* _GOAL OF THE EXERCISE_: Extend the essay below on repealing the Rent Control Act, starting right after its final sentence about housing becoming unaffordable for most citizens.

Repealing the Rent Control Act
In a just society, the ruling authority must decide what is
right when allocating wealth to its individual citizens. The same
ruling authority does this by intervening with the inner workings of a
marketplace to uphold its fundamental values and ideals. The aim of
government intervention is to create a just society that will reflect
the people's values. Governing bodies do this by establishing laws
that enforce fairness or 'equity'. The Ontario government passed the
Rent Control Act in 1975. The law levels the playing field between
landlords and tenants. New units are exempt from controls for their
first five years after which the controls are put into place. The
controls put a ceiling on annual rent increases. Under current law, a
landlord may only increase a tenants' rent by 2% plus inflation.1 As
with all other markets, the housing market is based on supply and
demand. If the nature of the market were allowed to take its course,
then the price of housing would become unaffordable for most citizens.

* _STORED RECORDS_:

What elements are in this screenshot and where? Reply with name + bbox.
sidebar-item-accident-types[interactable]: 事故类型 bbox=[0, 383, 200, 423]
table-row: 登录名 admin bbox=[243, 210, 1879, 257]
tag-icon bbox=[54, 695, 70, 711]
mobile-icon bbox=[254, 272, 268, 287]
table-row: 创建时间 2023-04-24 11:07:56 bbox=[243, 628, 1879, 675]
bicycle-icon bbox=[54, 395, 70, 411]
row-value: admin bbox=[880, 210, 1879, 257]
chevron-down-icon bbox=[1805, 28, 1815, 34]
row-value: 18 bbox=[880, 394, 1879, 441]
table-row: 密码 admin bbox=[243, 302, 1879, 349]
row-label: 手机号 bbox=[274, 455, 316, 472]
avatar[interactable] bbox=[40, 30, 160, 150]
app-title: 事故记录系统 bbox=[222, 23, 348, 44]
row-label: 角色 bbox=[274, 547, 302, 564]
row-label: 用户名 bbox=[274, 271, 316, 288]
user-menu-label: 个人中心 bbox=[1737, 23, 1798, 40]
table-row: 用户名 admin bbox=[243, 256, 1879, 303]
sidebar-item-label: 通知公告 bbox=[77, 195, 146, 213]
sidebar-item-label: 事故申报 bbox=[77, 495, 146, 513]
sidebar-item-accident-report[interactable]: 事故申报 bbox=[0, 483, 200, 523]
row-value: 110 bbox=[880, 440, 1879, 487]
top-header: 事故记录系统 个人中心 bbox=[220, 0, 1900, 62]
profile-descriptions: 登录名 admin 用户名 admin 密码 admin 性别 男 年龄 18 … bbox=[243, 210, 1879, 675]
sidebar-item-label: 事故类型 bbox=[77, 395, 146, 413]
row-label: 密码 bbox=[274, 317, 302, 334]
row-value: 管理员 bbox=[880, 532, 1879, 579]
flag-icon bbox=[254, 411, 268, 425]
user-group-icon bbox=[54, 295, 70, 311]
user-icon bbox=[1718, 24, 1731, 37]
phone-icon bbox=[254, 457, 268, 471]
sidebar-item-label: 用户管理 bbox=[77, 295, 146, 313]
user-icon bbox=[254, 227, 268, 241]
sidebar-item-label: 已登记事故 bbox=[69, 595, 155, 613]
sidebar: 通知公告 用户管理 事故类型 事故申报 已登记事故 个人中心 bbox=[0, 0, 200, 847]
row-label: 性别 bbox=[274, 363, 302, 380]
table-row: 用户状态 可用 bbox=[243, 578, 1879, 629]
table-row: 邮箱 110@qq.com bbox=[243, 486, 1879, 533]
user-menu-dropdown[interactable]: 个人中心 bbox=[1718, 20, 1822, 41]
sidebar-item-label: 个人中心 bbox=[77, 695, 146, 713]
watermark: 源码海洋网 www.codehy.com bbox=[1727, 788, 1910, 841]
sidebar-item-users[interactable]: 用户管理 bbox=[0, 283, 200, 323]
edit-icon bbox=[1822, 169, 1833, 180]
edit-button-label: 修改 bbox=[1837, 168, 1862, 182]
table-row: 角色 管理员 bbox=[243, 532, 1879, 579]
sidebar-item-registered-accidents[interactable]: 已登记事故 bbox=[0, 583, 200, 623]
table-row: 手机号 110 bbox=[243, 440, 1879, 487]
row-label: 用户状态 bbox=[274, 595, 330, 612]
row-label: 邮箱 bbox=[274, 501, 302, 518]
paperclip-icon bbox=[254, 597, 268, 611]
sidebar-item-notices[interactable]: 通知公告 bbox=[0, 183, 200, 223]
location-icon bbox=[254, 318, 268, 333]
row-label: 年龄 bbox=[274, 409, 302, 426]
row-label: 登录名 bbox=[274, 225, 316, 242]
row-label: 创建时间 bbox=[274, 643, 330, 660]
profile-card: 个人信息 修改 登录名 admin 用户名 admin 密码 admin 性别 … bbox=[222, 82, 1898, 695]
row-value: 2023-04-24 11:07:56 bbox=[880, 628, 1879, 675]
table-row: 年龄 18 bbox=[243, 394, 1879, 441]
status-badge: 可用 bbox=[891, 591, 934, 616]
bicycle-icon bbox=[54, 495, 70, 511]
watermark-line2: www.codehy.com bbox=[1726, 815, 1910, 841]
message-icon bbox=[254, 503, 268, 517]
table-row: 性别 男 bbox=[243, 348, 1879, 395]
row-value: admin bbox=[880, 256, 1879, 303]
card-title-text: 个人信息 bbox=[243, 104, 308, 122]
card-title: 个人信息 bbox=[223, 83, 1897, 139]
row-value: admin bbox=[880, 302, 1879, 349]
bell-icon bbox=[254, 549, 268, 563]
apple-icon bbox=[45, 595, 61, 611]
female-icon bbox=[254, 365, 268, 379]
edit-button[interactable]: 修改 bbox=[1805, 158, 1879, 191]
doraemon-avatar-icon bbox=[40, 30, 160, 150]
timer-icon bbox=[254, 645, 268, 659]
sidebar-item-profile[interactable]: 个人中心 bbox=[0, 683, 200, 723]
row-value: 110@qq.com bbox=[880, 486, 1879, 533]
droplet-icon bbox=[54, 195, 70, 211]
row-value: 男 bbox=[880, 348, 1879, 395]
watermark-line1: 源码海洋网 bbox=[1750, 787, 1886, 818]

* _TASK OUTPUT_:
An unfair situation would be created where power and money would be
disproportionately appropriated to land owners. Rent control laws were
established by previous governments to protect society and its people
from inflated and uncontrollable housing costs. The Harris government
now wants to repeal these laws. On June 25 the Minister of Housing,
Al Leach, released a policy paper outlining the changes that are to be
made to Ontario's rent laws. Conservative legislators plan to pass the
proposed 'Tenant Protection Act' in the fall. The omnibus legislation
will rescind the Rent Control Act, the Landlord and Tenant Act, the
Rental Housing Protection Act, Residents' Rights Act, the Land Lease
Statute Amendment Act, the Vital Services Act.2 The most objectionable
change allows the act to lift controls off vacant units. The 3.2
million renters in Ontario are very concerned about the changes.3 The
housing ministry will accept written submissions from the public until
August 30. Public hearings are also planned in hope that they will
ease the transition. However, most people are indignant towards the
idea. Changing the rent control laws would be detrimental to society
as they threaten citizens' positive right to affordable housing, harm
their mobility rights and increase the gap between the rich and the
The proposed 'Tenant Protection Act' assaults peoples' right
to affordable housing. If people are to adhere to a basic standard of
living, then the cost of their homes must be affordable. But what
exactly is affordable? The Ministry of Housing released a report
stating that 70,000 Toronto house holds (20% of the city's population)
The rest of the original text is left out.